:: SUPPLIED RECORDS

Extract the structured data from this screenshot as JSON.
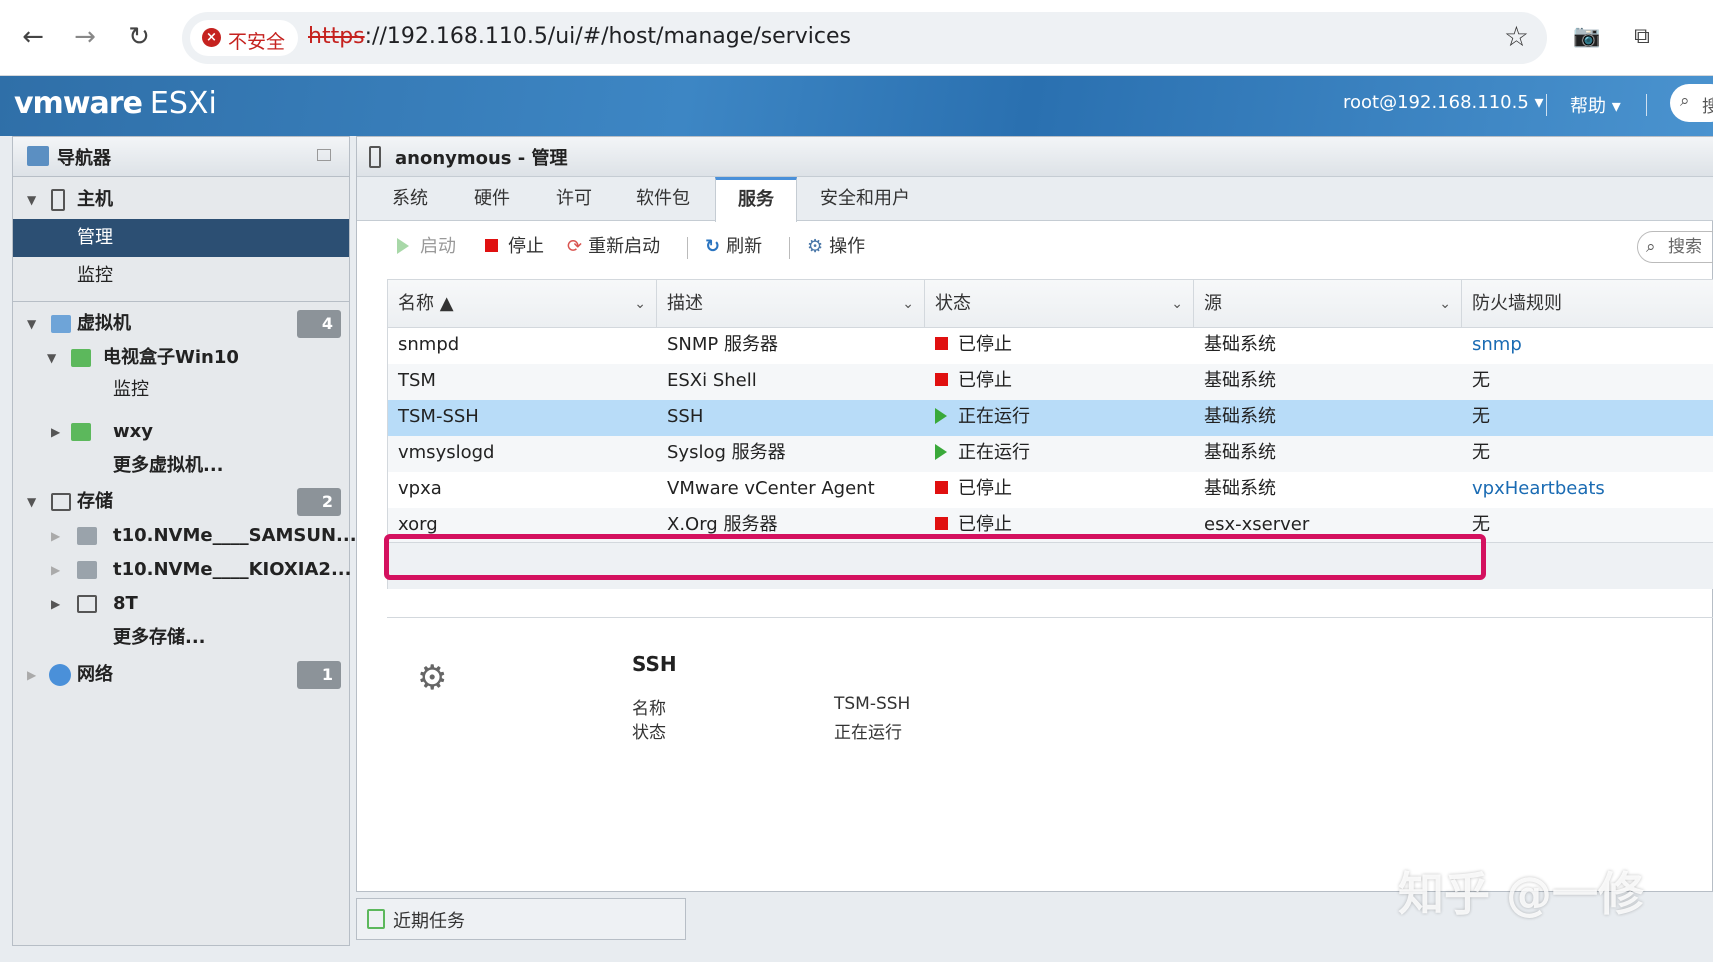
{
  "browser": {
    "insecure_label": "不安全",
    "url_scheme": "https",
    "url_rest": "://192.168.110.5/ui/#/host/manage/services"
  },
  "header": {
    "logo_vm": "vmware",
    "logo_esxi": "ESXi",
    "user": "root@192.168.110.5 ▾",
    "help": "帮助 ▾",
    "search_placeholder": "搜"
  },
  "navigator": {
    "title": "导航器",
    "host": "主机",
    "host_manage": "管理",
    "host_monitor": "监控",
    "vms": "虚拟机",
    "vms_count": "4",
    "vm1": "电视盒子Win10",
    "vm1_monitor": "监控",
    "vm2": "wxy",
    "more_vms": "更多虚拟机...",
    "storage": "存储",
    "storage_count": "2",
    "ds1": "t10.NVMe____SAMSUN...",
    "ds2": "t10.NVMe____KIOXIA2...",
    "ds3": "8T",
    "more_storage": "更多存储...",
    "network": "网络",
    "network_count": "1"
  },
  "main": {
    "title": "anonymous - 管理",
    "tabs": [
      "系统",
      "硬件",
      "许可",
      "软件包",
      "服务",
      "安全和用户"
    ],
    "toolbar": {
      "start": "启动",
      "stop": "停止",
      "restart": "重新启动",
      "refresh": "刷新",
      "actions": "操作",
      "search": "搜索"
    },
    "columns": [
      "名称 ▲",
      "描述",
      "状态",
      "源",
      "防火墙规则"
    ],
    "rows": [
      {
        "name": "snmpd",
        "desc": "SNMP 服务器",
        "status": "已停止",
        "running": false,
        "source": "基础系统",
        "firewall": "snmp"
      },
      {
        "name": "TSM",
        "desc": "ESXi Shell",
        "status": "已停止",
        "running": false,
        "source": "基础系统",
        "firewall": "无"
      },
      {
        "name": "TSM-SSH",
        "desc": "SSH",
        "status": "正在运行",
        "running": true,
        "source": "基础系统",
        "firewall": "无"
      },
      {
        "name": "vmsyslogd",
        "desc": "Syslog 服务器",
        "status": "正在运行",
        "running": true,
        "source": "基础系统",
        "firewall": "无"
      },
      {
        "name": "vpxa",
        "desc": "VMware vCenter Agent",
        "status": "已停止",
        "running": false,
        "source": "基础系统",
        "firewall": "vpxHeartbeats"
      },
      {
        "name": "xorg",
        "desc": "X.Org 服务器",
        "status": "已停止",
        "running": false,
        "source": "esx-xserver",
        "firewall": "无"
      }
    ],
    "details": {
      "title": "SSH",
      "name_label": "名称",
      "name_value": "TSM-SSH",
      "status_label": "状态",
      "status_value": "正在运行"
    }
  },
  "tasks": {
    "label": "近期任务"
  },
  "watermark": "知乎 @一修",
  "colors": {
    "accent": "#2c4f73",
    "selected_row": "#b8dcf8",
    "highlight": "#d4115f",
    "running": "#3aa93a",
    "stopped": "#e01010"
  }
}
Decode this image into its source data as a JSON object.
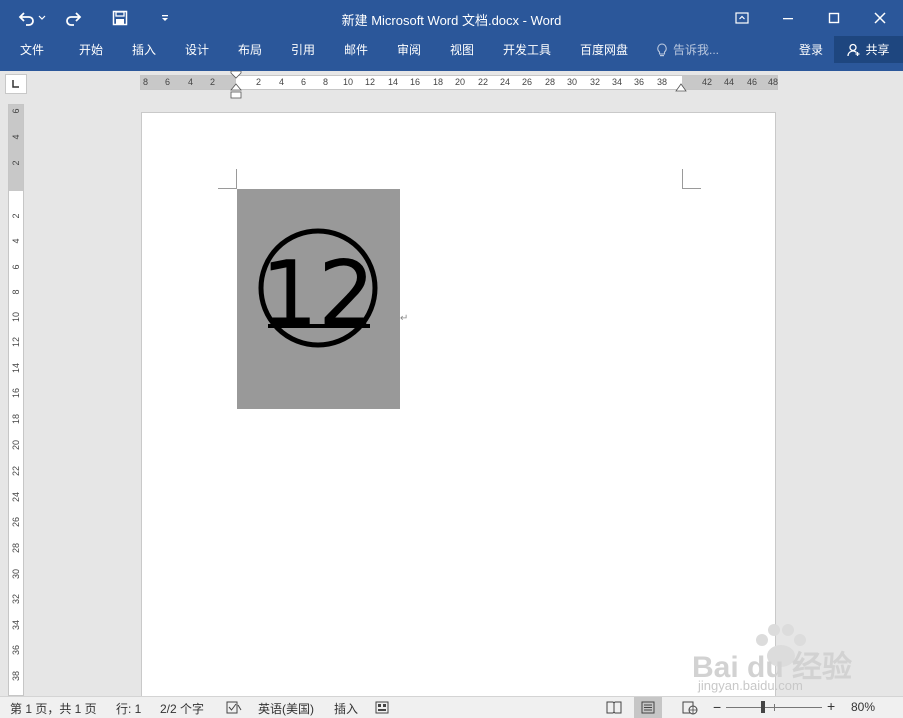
{
  "window": {
    "title": "新建 Microsoft Word 文档.docx - Word"
  },
  "ribbon": {
    "tabs": [
      "文件",
      "开始",
      "插入",
      "设计",
      "布局",
      "引用",
      "邮件",
      "审阅",
      "视图",
      "开发工具",
      "百度网盘"
    ],
    "tell_me": "告诉我...",
    "login": "登录",
    "share": "共享"
  },
  "ruler": {
    "horizontal_left": [
      "8",
      "6",
      "4",
      "2"
    ],
    "horizontal_right": [
      "2",
      "4",
      "6",
      "8",
      "10",
      "12",
      "14",
      "16",
      "18",
      "20",
      "22",
      "24",
      "26",
      "28",
      "30",
      "32",
      "34",
      "36",
      "38"
    ],
    "horizontal_margin": [
      "42",
      "44",
      "46",
      "48"
    ],
    "vertical_top": [
      "6",
      "4",
      "2"
    ],
    "vertical": [
      "2",
      "4",
      "6",
      "8",
      "10",
      "12",
      "14",
      "16",
      "18",
      "20",
      "22",
      "24",
      "26",
      "28",
      "30",
      "32",
      "34",
      "36",
      "38"
    ]
  },
  "document": {
    "circled_number": "12",
    "paragraph_mark": "↵"
  },
  "status": {
    "page": "第 1 页，共 1 页",
    "line": "行: 1",
    "words": "2/2 个字",
    "language": "英语(美国)",
    "mode": "插入",
    "zoom_minus": "−",
    "zoom_plus": "+",
    "zoom": "80%",
    "zoom_level": 0.8
  },
  "watermark": {
    "brand": "Bai du 经验",
    "url": "jingyan.baidu.com"
  },
  "colors": {
    "ribbon": "#2b579a",
    "share_bg": "#1e467f",
    "image_bg": "#999999"
  }
}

::::

WHAT YOU HAVE TO DO —
Write out all the records again, exactly, minus any pictures.

RESULT —
Extract the structured data from this screenshot as JSON.
{
  "browser": {
    "insecure_label": "不安全",
    "url_scheme": "https",
    "url_rest": "://192.168.110.5/ui/#/host/manage/services"
  },
  "header": {
    "logo_vm": "vmware",
    "logo_esxi": "ESXi",
    "user": "root@192.168.110.5 ▾",
    "help": "帮助 ▾",
    "search_placeholder": "搜"
  },
  "navigator": {
    "title": "导航器",
    "host": "主机",
    "host_manage": "管理",
    "host_monitor": "监控",
    "vms": "虚拟机",
    "vms_count": "4",
    "vm1": "电视盒子Win10",
    "vm1_monitor": "监控",
    "vm2": "wxy",
    "more_vms": "更多虚拟机...",
    "storage": "存储",
    "storage_count": "2",
    "ds1": "t10.NVMe____SAMSUN...",
    "ds2": "t10.NVMe____KIOXIA2...",
    "ds3": "8T",
    "more_storage": "更多存储...",
    "network": "网络",
    "network_count": "1"
  },
  "main": {
    "title": "anonymous - 管理",
    "tabs": [
      "系统",
      "硬件",
      "许可",
      "软件包",
      "服务",
      "安全和用户"
    ],
    "toolbar": {
      "start": "启动",
      "stop": "停止",
      "restart": "重新启动",
      "refresh": "刷新",
      "actions": "操作",
      "search": "搜索"
    },
    "columns": [
      "名称 ▲",
      "描述",
      "状态",
      "源",
      "防火墙规则"
    ],
    "rows": [
      {
        "name": "snmpd",
        "desc": "SNMP 服务器",
        "status": "已停止",
        "running": false,
        "source": "基础系统",
        "firewall": "snmp"
      },
      {
        "name": "TSM",
        "desc": "ESXi Shell",
        "status": "已停止",
        "running": false,
        "source": "基础系统",
        "firewall": "无"
      },
      {
        "name": "TSM-SSH",
        "desc": "SSH",
        "status": "正在运行",
        "running": true,
        "source": "基础系统",
        "firewall": "无"
      },
      {
        "name": "vmsyslogd",
        "desc": "Syslog 服务器",
        "status": "正在运行",
        "running": true,
        "source": "基础系统",
        "firewall": "无"
      },
      {
        "name": "vpxa",
        "desc": "VMware vCenter Agent",
        "status": "已停止",
        "running": false,
        "source": "基础系统",
        "firewall": "vpxHeartbeats"
      },
      {
        "name": "xorg",
        "desc": "X.Org 服务器",
        "status": "已停止",
        "running": false,
        "source": "esx-xserver",
        "firewall": "无"
      }
    ],
    "details": {
      "title": "SSH",
      "name_label": "名称",
      "name_value": "TSM-SSH",
      "status_label": "状态",
      "status_value": "正在运行"
    }
  },
  "tasks": {
    "label": "近期任务"
  },
  "watermark": "知乎 @一修",
  "colors": {
    "accent": "#2c4f73",
    "selected_row": "#b8dcf8",
    "highlight": "#d4115f",
    "running": "#3aa93a",
    "stopped": "#e01010"
  }
}
Decode this image into its source data as a JSON object.
{
  "window": {
    "title": "新建 Microsoft Word 文档.docx - Word"
  },
  "ribbon": {
    "tabs": [
      "文件",
      "开始",
      "插入",
      "设计",
      "布局",
      "引用",
      "邮件",
      "审阅",
      "视图",
      "开发工具",
      "百度网盘"
    ],
    "tell_me": "告诉我...",
    "login": "登录",
    "share": "共享"
  },
  "ruler": {
    "horizontal_left": [
      "8",
      "6",
      "4",
      "2"
    ],
    "horizontal_right": [
      "2",
      "4",
      "6",
      "8",
      "10",
      "12",
      "14",
      "16",
      "18",
      "20",
      "22",
      "24",
      "26",
      "28",
      "30",
      "32",
      "34",
      "36",
      "38"
    ],
    "horizontal_margin": [
      "42",
      "44",
      "46",
      "48"
    ],
    "vertical_top": [
      "6",
      "4",
      "2"
    ],
    "vertical": [
      "2",
      "4",
      "6",
      "8",
      "10",
      "12",
      "14",
      "16",
      "18",
      "20",
      "22",
      "24",
      "26",
      "28",
      "30",
      "32",
      "34",
      "36",
      "38"
    ]
  },
  "document": {
    "circled_number": "12",
    "paragraph_mark": "↵"
  },
  "status": {
    "page": "第 1 页，共 1 页",
    "line": "行: 1",
    "words": "2/2 个字",
    "language": "英语(美国)",
    "mode": "插入",
    "zoom_minus": "−",
    "zoom_plus": "+",
    "zoom": "80%",
    "zoom_level": 0.8
  },
  "watermark": {
    "brand": "Bai du 经验",
    "url": "jingyan.baidu.com"
  },
  "colors": {
    "ribbon": "#2b579a",
    "share_bg": "#1e467f",
    "image_bg": "#999999"
  }
}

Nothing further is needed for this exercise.